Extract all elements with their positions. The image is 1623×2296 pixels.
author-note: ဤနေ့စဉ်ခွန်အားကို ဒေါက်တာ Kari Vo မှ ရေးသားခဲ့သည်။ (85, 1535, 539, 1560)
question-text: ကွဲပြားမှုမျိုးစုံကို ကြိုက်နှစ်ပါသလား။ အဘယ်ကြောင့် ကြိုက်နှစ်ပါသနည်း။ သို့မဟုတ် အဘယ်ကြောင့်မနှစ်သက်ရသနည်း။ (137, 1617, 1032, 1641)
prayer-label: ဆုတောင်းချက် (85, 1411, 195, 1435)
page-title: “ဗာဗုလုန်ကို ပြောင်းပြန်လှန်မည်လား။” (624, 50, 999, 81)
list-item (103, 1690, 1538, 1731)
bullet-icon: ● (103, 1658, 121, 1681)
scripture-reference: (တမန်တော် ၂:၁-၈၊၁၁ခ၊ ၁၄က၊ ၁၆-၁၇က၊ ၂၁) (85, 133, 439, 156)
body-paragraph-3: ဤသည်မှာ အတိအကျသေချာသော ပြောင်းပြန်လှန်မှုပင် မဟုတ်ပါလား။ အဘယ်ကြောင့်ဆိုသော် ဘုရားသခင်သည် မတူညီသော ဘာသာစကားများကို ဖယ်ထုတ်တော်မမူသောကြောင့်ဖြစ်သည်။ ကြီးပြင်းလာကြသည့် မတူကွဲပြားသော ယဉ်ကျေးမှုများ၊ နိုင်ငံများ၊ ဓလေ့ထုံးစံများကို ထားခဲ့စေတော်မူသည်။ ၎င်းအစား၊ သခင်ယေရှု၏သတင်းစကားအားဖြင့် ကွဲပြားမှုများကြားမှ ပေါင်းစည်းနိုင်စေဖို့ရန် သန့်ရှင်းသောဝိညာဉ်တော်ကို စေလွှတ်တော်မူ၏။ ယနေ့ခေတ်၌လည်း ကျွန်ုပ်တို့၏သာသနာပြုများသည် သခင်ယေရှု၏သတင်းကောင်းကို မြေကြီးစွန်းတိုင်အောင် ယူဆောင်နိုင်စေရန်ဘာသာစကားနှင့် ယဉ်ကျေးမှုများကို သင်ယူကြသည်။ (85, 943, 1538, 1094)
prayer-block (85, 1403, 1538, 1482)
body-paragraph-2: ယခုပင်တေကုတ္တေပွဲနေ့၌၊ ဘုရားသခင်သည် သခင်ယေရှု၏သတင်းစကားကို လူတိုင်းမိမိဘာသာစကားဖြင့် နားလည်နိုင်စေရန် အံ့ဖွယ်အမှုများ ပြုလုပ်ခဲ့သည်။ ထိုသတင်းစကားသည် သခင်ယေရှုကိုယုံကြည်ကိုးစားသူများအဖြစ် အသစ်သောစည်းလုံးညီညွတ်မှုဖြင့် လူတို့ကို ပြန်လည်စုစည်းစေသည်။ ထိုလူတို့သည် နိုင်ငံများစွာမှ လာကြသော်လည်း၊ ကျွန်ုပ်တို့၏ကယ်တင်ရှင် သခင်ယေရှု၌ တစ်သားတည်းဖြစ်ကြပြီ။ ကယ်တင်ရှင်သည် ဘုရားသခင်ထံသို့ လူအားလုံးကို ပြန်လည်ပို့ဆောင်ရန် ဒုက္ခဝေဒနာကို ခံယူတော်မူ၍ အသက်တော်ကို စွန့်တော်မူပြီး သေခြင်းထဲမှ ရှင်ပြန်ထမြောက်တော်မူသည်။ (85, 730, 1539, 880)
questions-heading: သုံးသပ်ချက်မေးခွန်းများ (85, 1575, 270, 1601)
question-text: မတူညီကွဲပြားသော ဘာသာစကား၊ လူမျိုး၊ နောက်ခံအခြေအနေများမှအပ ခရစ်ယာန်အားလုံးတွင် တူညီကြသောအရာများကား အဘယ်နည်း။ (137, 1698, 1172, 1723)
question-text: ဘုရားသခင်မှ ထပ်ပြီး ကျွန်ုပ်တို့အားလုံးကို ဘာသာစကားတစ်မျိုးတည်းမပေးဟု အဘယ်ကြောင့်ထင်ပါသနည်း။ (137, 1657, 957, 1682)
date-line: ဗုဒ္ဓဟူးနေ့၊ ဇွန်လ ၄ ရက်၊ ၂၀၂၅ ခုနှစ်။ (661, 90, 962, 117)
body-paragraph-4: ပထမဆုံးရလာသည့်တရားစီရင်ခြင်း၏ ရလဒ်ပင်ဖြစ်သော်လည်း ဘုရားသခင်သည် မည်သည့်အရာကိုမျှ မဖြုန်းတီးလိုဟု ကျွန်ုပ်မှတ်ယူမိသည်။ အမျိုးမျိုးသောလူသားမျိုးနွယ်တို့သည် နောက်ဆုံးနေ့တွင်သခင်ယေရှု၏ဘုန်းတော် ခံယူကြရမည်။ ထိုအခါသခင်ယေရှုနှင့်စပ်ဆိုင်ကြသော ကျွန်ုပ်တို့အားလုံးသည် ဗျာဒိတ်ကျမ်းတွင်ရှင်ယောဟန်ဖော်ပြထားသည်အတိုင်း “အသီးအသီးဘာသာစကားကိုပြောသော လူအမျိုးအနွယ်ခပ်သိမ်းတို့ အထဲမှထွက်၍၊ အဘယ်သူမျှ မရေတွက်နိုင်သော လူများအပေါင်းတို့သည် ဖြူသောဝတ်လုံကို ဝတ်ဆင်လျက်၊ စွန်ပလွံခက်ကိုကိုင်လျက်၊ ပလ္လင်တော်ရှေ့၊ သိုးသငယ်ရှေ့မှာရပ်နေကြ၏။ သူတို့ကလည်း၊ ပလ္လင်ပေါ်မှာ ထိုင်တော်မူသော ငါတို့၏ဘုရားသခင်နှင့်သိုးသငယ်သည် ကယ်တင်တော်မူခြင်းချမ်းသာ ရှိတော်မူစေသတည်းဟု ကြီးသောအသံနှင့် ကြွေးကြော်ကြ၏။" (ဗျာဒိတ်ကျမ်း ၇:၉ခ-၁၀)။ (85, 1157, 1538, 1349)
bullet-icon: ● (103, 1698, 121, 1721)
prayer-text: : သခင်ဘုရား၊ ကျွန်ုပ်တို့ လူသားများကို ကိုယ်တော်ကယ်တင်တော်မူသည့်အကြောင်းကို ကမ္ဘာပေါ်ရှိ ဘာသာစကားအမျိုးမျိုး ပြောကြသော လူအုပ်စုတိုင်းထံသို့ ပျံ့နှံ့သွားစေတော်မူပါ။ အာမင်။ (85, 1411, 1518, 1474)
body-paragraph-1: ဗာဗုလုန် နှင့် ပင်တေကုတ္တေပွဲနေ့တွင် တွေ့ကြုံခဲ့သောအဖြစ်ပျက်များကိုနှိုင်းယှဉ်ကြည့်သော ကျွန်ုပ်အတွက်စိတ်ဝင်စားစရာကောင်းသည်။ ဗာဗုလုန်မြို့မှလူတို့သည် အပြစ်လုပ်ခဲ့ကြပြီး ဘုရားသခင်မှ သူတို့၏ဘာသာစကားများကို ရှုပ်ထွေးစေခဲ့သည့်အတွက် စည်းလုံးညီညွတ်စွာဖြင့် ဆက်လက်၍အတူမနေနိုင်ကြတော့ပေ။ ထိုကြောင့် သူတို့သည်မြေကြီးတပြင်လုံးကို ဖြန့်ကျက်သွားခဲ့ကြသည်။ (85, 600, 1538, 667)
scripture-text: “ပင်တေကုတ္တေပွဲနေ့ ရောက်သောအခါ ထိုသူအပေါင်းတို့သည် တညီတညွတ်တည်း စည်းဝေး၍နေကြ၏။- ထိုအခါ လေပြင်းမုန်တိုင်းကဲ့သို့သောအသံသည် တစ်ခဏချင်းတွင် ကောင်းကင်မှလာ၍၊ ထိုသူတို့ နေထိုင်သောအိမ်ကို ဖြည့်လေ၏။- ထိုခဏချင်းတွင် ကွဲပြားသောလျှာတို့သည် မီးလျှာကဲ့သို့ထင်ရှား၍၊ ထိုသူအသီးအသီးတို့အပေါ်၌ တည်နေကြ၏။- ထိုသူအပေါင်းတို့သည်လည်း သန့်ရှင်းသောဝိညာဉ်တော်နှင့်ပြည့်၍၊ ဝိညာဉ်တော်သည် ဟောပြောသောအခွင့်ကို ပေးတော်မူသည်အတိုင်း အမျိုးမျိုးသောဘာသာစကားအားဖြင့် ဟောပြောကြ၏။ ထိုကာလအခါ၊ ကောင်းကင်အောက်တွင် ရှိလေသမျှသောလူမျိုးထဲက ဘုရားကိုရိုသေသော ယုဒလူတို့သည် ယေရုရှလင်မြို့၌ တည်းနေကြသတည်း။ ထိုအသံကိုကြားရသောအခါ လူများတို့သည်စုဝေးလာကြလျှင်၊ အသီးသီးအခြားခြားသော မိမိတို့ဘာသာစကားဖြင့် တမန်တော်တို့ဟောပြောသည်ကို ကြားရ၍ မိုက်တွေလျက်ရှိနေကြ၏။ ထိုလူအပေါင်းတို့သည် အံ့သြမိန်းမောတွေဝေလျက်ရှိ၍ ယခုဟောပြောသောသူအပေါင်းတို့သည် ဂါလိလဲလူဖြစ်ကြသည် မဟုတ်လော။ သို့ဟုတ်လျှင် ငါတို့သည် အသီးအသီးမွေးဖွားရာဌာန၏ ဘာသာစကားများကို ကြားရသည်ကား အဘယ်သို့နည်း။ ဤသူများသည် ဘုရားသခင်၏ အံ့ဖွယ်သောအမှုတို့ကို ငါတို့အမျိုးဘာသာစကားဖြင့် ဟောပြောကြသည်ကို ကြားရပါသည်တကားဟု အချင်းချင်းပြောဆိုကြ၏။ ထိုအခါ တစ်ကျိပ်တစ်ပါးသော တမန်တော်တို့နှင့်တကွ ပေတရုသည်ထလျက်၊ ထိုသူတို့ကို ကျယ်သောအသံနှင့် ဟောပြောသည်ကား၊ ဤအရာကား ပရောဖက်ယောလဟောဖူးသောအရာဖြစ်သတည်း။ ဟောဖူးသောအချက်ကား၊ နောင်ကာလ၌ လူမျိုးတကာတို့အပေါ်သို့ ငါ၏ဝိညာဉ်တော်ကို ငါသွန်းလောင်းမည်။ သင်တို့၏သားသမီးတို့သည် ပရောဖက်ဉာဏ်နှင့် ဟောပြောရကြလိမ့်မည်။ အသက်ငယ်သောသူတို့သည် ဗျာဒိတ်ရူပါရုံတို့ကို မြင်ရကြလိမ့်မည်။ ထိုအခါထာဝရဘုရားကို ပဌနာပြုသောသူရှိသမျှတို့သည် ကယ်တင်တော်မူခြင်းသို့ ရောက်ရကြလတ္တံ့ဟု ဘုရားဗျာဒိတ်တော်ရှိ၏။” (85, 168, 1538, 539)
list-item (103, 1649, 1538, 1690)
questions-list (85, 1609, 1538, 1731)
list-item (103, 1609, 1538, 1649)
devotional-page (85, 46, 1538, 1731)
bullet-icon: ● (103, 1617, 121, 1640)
******
Problem
Turn the stretch of material from its first line through the line containing "questions-heading: သုံးသပ်ချက်မေးခွန်းများ (85, 1575, 270, 1601)" into a numbered list, leaving out any blank lines.

Final result
1. Extract all elements with their positions. The image is 1623×2296 pixels.
2. author-note: ဤနေ့စဉ်ခွန်အားကို ဒေါက်တာ Kari Vo မှ ရေးသားခဲ့သည်။ (85, 1535, 539, 1560)
3. question-text: ကွဲပြားမှုမျိုးစုံကို ကြိုက်နှစ်ပါသလား။ အဘယ်ကြောင့် ကြိုက်နှစ်ပါသနည်း။ သို့မဟုတ် အဘယ်ကြောင့်မနှစ်သက်ရသနည်း။ (137, 1617, 1032, 1641)
4. prayer-label: ဆုတောင်းချက် (85, 1411, 195, 1435)
5. page-title: “ဗာဗုလုန်ကို ပြောင်းပြန်လှန်မည်လား။” (624, 50, 999, 81)
6. list-item (103, 1690, 1538, 1731)
7. bullet-icon: ● (103, 1658, 121, 1681)
8. scripture-reference: (တမန်တော် ၂:၁-၈၊၁၁ခ၊ ၁၄က၊ ၁၆-၁၇က၊ ၂၁) (85, 133, 439, 156)
9. body-paragraph-3: ဤသည်မှာ အတိအကျသေချာသော ပြောင်းပြန်လှန်မှုပင် မဟုတ်ပါလား။ အဘယ်ကြောင့်ဆိုသော် ဘုရားသခင်သည် မတူညီသော ဘာသာစကားများကို ဖယ်ထုတ်တော်မမူသောကြောင့်ဖြစ်သည်။ ကြီးပြင်းလာကြသည့် မတူကွဲပြားသော ယဉ်ကျေးမှုများ၊ နိုင်ငံများ၊ ဓလေ့ထုံးစံများကို ထားခဲ့စေတော်မူသည်။ ၎င်းအစား၊ သခင်ယေရှု၏သတင်းစကားအားဖြင့် ကွဲပြားမှုများကြားမှ ပေါင်းစည်းနိုင်စေဖို့ရန် သန့်ရှင်းသောဝိညာဉ်တော်ကို စေလွှတ်တော်မူ၏။ ယနေ့ခေတ်၌လည်း ကျွန်ုပ်တို့၏သာသနာပြုများသည် သခင်ယေရှု၏သတင်းကောင်းကို မြေကြီးစွန်းတိုင်အောင် ယူဆောင်နိုင်စေရန်ဘာသာစကားနှင့် ယဉ်ကျေးမှုများကို သင်ယူကြသည်။ (85, 943, 1538, 1094)
10. prayer-block (85, 1403, 1538, 1482)
11. body-paragraph-2: ယခုပင်တေကုတ္တေပွဲနေ့၌၊ ဘုရားသခင်သည် သခင်ယေရှု၏သတင်းစကားကို လူတိုင်းမိမိဘာသာစကားဖြင့် နားလည်နိုင်စေရန် အံ့ဖွယ်အမှုများ ပြုလုပ်ခဲ့သည်။ ထိုသတင်းစကားသည် သခင်ယေရှုကိုယုံကြည်ကိုးစားသူများအဖြစ် အသစ်သောစည်းလုံးညီညွတ်မှုဖြင့် လူတို့ကို ပြန်လည်စုစည်းစေသည်။ ထိုလူတို့သည် နိုင်ငံများစွာမှ လာကြသော်လည်း၊ ကျွန်ုပ်တို့၏ကယ်တင်ရှင် သခင်ယေရှု၌ တစ်သားတည်းဖြစ်ကြပြီ။ ကယ်တင်ရှင်သည် ဘုရားသခင်ထံသို့ လူအားလုံးကို ပြန်လည်ပို့ဆောင်ရန် ဒုက္ခဝေဒနာကို ခံယူတော်မူ၍ အသက်တော်ကို စွန့်တော်မူပြီး သေခြင်းထဲမှ ရှင်ပြန်ထမြောက်တော်မူသည်။ (85, 730, 1539, 880)
12. questions-heading: သုံးသပ်ချက်မေးခွန်းများ (85, 1575, 270, 1601)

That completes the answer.